[Figure contents as structured data]
§
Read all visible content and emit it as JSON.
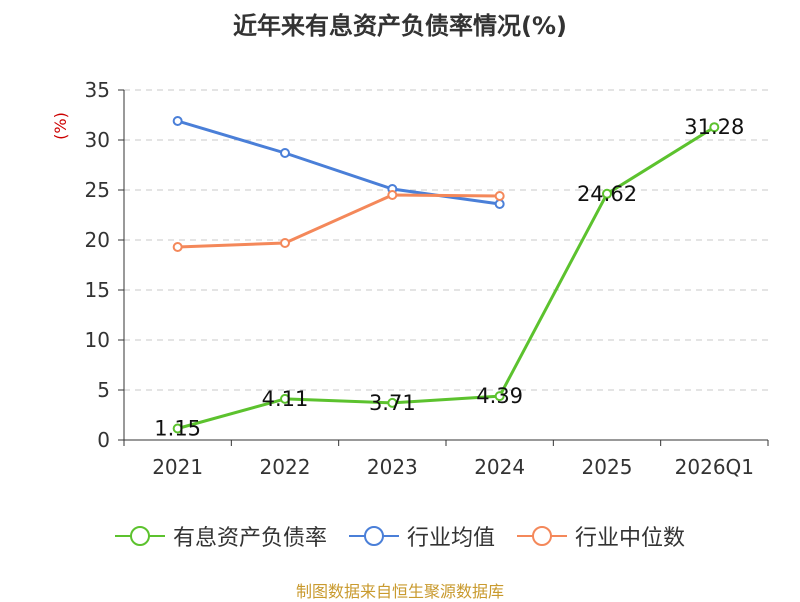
{
  "chart_data": {
    "type": "line",
    "title": "近年来有息资产负债率情况(%)",
    "ylabel": "(%)",
    "xlabel": "",
    "categories": [
      "2021",
      "2022",
      "2023",
      "2024",
      "2025",
      "2026Q1"
    ],
    "ylim": [
      0,
      35
    ],
    "yticks": [
      0,
      5,
      10,
      15,
      20,
      25,
      30,
      35
    ],
    "grid": true,
    "legend_position": "bottom",
    "series": [
      {
        "name": "有息资产负债率",
        "color": "#5cc22e",
        "values": [
          1.15,
          4.11,
          3.71,
          4.39,
          24.62,
          31.28
        ],
        "show_labels": true
      },
      {
        "name": "行业均值",
        "color": "#4a7fd8",
        "values": [
          31.9,
          28.7,
          25.1,
          23.6,
          null,
          null
        ],
        "show_labels": false
      },
      {
        "name": "行业中位数",
        "color": "#f4885a",
        "values": [
          19.3,
          19.7,
          24.5,
          24.4,
          null,
          null
        ],
        "show_labels": false
      }
    ]
  },
  "source_note": "制图数据来自恒生聚源数据库"
}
§
WHAT IS REQUIRED:
Write out the entries above verbatim; the pictures do not belong in your copy.

THE RESPONSE:
Read all visible content and emit it as JSON.
{
  "chart_data": {
    "type": "line",
    "title": "近年来有息资产负债率情况(%)",
    "ylabel": "(%)",
    "xlabel": "",
    "categories": [
      "2021",
      "2022",
      "2023",
      "2024",
      "2025",
      "2026Q1"
    ],
    "ylim": [
      0,
      35
    ],
    "yticks": [
      0,
      5,
      10,
      15,
      20,
      25,
      30,
      35
    ],
    "grid": true,
    "legend_position": "bottom",
    "series": [
      {
        "name": "有息资产负债率",
        "color": "#5cc22e",
        "values": [
          1.15,
          4.11,
          3.71,
          4.39,
          24.62,
          31.28
        ],
        "show_labels": true
      },
      {
        "name": "行业均值",
        "color": "#4a7fd8",
        "values": [
          31.9,
          28.7,
          25.1,
          23.6,
          null,
          null
        ],
        "show_labels": false
      },
      {
        "name": "行业中位数",
        "color": "#f4885a",
        "values": [
          19.3,
          19.7,
          24.5,
          24.4,
          null,
          null
        ],
        "show_labels": false
      }
    ]
  },
  "source_note": "制图数据来自恒生聚源数据库"
}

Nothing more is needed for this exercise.